Exercise brief: Where does the word "name" appear in the data? Copy every line that holds it.

Information given:
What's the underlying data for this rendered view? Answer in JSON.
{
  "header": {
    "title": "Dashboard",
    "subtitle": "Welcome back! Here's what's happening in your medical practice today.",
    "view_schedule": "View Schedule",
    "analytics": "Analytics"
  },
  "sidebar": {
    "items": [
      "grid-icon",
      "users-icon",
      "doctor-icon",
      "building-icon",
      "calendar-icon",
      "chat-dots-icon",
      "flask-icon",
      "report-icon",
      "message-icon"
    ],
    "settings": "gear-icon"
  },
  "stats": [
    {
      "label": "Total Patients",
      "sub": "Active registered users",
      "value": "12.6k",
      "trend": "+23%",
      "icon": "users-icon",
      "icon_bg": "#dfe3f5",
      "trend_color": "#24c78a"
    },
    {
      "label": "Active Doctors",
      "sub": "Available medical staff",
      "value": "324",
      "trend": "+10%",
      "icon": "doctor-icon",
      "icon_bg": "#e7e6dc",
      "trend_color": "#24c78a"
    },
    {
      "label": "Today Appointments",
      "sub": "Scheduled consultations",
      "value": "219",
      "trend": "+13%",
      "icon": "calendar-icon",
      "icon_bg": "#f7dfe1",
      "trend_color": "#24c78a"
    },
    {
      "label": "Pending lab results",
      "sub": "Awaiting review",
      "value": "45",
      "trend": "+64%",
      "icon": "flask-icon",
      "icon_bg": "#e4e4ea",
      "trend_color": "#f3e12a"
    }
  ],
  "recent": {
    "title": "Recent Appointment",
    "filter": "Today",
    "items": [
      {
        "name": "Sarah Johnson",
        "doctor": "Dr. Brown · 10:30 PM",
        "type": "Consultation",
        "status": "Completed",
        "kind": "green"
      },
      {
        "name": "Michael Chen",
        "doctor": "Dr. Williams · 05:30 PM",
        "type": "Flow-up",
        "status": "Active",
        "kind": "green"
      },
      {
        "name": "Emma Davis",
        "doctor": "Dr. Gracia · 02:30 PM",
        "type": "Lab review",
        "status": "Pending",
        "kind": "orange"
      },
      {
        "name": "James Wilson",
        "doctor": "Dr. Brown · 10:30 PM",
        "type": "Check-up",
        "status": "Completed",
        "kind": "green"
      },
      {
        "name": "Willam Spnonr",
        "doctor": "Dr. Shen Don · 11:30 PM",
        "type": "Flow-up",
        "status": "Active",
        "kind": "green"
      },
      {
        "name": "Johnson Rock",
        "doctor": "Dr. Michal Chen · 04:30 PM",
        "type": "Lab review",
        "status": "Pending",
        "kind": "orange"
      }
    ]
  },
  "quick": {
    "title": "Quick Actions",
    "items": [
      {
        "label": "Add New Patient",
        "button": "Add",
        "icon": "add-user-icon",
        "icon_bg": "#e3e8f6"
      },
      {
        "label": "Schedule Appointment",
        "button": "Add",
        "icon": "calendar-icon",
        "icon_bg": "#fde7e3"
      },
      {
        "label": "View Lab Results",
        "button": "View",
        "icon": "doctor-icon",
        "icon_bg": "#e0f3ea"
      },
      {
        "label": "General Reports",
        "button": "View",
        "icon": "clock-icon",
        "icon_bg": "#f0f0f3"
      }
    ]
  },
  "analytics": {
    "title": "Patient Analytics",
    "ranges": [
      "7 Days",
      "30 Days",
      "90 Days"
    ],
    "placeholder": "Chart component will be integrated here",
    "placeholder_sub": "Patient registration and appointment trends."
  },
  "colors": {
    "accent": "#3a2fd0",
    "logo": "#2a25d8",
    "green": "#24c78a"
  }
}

Task result:
        "name": "Sarah Johnson",
        "name": "Michael Chen",
        "name": "Emma Davis",
        "name": "James Wilson",
        "name": "Willam Spnonr",
        "name": "Johnson Rock",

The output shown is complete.